* **Exercise instructions**
Collect all the lines that mention the word "handle".

───── Items ─────

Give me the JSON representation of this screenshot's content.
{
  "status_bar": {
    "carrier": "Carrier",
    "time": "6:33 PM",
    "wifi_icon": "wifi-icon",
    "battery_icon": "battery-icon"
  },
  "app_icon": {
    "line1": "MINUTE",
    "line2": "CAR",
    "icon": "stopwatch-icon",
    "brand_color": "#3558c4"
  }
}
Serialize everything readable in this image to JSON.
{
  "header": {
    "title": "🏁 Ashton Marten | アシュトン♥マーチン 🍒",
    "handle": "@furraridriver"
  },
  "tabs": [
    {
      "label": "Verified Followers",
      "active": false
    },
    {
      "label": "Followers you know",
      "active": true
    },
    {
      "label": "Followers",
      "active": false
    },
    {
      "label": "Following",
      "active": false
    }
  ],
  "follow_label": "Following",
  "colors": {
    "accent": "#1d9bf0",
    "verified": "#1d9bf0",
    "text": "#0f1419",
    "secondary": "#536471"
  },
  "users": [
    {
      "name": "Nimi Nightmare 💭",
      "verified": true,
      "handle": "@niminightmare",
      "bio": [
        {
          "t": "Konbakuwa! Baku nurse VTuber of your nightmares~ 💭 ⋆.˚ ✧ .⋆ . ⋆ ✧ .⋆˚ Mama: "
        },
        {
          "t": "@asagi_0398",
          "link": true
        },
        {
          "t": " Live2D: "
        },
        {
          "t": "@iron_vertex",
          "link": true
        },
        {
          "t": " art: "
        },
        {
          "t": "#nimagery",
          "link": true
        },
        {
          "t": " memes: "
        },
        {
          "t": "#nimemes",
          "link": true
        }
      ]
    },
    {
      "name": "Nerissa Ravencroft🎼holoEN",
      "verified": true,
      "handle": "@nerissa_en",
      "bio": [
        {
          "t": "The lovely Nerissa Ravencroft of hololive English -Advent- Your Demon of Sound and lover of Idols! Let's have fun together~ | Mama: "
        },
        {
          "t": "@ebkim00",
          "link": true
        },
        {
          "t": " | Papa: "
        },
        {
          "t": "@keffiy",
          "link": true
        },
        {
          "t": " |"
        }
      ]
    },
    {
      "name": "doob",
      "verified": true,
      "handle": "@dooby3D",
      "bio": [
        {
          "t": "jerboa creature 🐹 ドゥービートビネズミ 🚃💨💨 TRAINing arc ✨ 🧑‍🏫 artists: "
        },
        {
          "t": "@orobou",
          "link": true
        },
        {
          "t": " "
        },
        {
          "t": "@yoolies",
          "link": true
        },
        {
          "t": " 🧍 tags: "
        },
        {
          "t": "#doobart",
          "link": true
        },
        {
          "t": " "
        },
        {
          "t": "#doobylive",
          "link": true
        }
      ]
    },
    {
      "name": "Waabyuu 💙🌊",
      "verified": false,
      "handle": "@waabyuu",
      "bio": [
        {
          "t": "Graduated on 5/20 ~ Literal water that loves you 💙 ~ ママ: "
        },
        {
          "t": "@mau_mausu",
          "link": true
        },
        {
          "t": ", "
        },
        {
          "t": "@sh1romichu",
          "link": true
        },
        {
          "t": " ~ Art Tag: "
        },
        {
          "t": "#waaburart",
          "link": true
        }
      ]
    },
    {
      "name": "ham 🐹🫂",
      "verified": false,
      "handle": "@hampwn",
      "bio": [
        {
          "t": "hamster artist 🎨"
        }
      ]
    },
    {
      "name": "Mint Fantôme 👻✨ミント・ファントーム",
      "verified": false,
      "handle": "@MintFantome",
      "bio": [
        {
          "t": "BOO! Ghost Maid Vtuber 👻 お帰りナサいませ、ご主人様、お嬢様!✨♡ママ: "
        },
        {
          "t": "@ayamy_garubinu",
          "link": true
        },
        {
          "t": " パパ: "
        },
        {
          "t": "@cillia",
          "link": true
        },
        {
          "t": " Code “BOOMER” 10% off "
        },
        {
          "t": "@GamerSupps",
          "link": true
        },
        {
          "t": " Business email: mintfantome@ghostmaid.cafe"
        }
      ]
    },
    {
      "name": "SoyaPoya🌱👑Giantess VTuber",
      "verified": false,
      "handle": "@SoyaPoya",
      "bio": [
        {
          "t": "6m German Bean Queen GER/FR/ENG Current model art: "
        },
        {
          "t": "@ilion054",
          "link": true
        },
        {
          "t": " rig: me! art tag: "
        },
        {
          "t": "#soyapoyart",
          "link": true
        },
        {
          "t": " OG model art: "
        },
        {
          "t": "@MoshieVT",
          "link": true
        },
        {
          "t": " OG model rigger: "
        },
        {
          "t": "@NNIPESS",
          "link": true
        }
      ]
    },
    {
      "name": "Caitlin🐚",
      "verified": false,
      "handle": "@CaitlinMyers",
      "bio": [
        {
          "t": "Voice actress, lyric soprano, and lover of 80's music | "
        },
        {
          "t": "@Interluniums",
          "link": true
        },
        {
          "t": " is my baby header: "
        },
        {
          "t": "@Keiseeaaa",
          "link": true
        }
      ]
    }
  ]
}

─────

* **Exercise result**
    "handle": "@furraridriver"
      "handle": "@niminightmare",
      "handle": "@nerissa_en",
      "handle": "@dooby3D",
      "handle": "@waabyuu",
      "handle": "@hampwn",
      "handle": "@MintFantome",
      "handle": "@SoyaPoya",
      "handle": "@CaitlinMyers",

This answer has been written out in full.